[Recorded data]
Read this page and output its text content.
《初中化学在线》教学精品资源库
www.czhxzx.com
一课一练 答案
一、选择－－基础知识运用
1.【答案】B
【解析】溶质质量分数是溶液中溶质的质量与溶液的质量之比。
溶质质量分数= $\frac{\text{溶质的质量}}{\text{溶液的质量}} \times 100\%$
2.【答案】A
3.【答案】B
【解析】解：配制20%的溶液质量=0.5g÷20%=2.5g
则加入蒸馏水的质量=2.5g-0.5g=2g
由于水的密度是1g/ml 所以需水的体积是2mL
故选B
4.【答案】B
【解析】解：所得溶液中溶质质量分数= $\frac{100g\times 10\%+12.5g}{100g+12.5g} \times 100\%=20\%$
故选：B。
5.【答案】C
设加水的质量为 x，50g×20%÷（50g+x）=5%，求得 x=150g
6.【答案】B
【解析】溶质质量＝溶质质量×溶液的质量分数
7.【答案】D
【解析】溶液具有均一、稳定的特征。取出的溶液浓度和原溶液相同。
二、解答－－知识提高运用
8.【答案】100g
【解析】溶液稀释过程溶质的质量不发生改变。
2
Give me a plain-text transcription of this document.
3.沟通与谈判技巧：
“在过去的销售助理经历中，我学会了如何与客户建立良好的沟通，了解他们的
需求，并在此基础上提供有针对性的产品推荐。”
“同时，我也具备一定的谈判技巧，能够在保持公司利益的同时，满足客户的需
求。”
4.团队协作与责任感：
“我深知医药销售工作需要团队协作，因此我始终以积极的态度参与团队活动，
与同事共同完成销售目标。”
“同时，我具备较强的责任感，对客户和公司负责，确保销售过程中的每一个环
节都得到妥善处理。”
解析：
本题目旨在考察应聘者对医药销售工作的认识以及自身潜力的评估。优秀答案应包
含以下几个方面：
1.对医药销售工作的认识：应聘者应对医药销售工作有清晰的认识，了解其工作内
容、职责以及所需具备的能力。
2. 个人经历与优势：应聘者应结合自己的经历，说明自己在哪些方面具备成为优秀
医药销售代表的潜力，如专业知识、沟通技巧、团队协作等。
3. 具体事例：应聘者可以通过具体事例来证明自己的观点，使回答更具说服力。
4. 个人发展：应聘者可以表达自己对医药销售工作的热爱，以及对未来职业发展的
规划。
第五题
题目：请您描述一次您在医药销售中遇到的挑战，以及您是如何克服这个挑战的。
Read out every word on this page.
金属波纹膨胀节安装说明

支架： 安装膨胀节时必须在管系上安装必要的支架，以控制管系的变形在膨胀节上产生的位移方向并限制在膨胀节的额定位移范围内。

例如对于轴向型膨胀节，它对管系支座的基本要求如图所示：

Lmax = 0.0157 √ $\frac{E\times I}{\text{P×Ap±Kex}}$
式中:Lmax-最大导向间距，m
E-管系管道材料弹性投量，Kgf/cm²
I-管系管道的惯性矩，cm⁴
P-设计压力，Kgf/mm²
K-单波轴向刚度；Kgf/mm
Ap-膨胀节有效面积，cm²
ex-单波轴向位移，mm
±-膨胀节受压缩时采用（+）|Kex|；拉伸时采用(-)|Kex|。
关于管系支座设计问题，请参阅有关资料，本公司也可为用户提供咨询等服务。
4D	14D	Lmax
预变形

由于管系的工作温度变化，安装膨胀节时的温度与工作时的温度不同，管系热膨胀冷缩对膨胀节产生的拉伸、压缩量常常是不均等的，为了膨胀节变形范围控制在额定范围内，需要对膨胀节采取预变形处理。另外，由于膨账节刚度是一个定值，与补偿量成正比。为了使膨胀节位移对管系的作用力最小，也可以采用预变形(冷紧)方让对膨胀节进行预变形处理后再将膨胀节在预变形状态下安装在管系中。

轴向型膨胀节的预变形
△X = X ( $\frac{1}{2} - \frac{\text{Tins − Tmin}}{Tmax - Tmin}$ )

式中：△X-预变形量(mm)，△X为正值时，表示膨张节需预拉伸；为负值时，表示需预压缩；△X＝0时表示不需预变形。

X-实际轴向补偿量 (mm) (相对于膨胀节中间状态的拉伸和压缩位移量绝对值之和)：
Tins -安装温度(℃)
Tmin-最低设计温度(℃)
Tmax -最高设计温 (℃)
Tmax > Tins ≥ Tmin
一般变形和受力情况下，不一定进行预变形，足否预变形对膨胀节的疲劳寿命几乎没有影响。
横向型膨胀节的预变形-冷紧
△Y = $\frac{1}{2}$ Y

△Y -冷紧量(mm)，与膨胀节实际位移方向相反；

## [Objective]
Locate the line that contains "Give me a plain-text". Repeat it and every line after it, up to and including the final line, exactly.

## [Expected output]
Give me a plain-text transcription of this document.
3.沟通与谈判技巧：
“在过去的销售助理经历中，我学会了如何与客户建立良好的沟通，了解他们的
需求，并在此基础上提供有针对性的产品推荐。”
“同时，我也具备一定的谈判技巧，能够在保持公司利益的同时，满足客户的需
求。”
4.团队协作与责任感：
“我深知医药销售工作需要团队协作，因此我始终以积极的态度参与团队活动，
与同事共同完成销售目标。”
“同时，我具备较强的责任感，对客户和公司负责，确保销售过程中的每一个环
节都得到妥善处理。”
解析：
本题目旨在考察应聘者对医药销售工作的认识以及自身潜力的评估。优秀答案应包
含以下几个方面：
1.对医药销售工作的认识：应聘者应对医药销售工作有清晰的认识，了解其工作内
容、职责以及所需具备的能力。
2. 个人经历与优势：应聘者应结合自己的经历，说明自己在哪些方面具备成为优秀
医药销售代表的潜力，如专业知识、沟通技巧、团队协作等。
3. 具体事例：应聘者可以通过具体事例来证明自己的观点，使回答更具说服力。
4. 个人发展：应聘者可以表达自己对医药销售工作的热爱，以及对未来职业发展的
规划。
第五题
题目：请您描述一次您在医药销售中遇到的挑战，以及您是如何克服这个挑战的。
Read out every word on this page.
金属波纹膨胀节安装说明

支架： 安装膨胀节时必须在管系上安装必要的支架，以控制管系的变形在膨胀节上产生的位移方向并限制在膨胀节的额定位移范围内。

例如对于轴向型膨胀节，它对管系支座的基本要求如图所示：

Lmax = 0.0157 √ $\frac{E\times I}{\text{P×Ap±Kex}}$
式中:Lmax-最大导向间距，m
E-管系管道材料弹性投量，Kgf/cm²
I-管系管道的惯性矩，cm⁴
P-设计压力，Kgf/mm²
K-单波轴向刚度；Kgf/mm
Ap-膨胀节有效面积，cm²
ex-单波轴向位移，mm
±-膨胀节受压缩时采用（+）|Kex|；拉伸时采用(-)|Kex|。
关于管系支座设计问题，请参阅有关资料，本公司也可为用户提供咨询等服务。
4D	14D	Lmax
预变形

由于管系的工作温度变化，安装膨胀节时的温度与工作时的温度不同，管系热膨胀冷缩对膨胀节产生的拉伸、压缩量常常是不均等的，为了膨胀节变形范围控制在额定范围内，需要对膨胀节采取预变形处理。另外，由于膨账节刚度是一个定值，与补偿量成正比。为了使膨胀节位移对管系的作用力最小，也可以采用预变形(冷紧)方让对膨胀节进行预变形处理后再将膨胀节在预变形状态下安装在管系中。

轴向型膨胀节的预变形
△X = X ( $\frac{1}{2} - \frac{\text{Tins − Tmin}}{Tmax - Tmin}$ )

式中：△X-预变形量(mm)，△X为正值时，表示膨张节需预拉伸；为负值时，表示需预压缩；△X＝0时表示不需预变形。

X-实际轴向补偿量 (mm) (相对于膨胀节中间状态的拉伸和压缩位移量绝对值之和)：
Tins -安装温度(℃)
Tmin-最低设计温度(℃)
Tmax -最高设计温 (℃)
Tmax > Tins ≥ Tmin
一般变形和受力情况下，不一定进行预变形，足否预变形对膨胀节的疲劳寿命几乎没有影响。
横向型膨胀节的预变形-冷紧
△Y = $\frac{1}{2}$ Y

△Y -冷紧量(mm)，与膨胀节实际位移方向相反；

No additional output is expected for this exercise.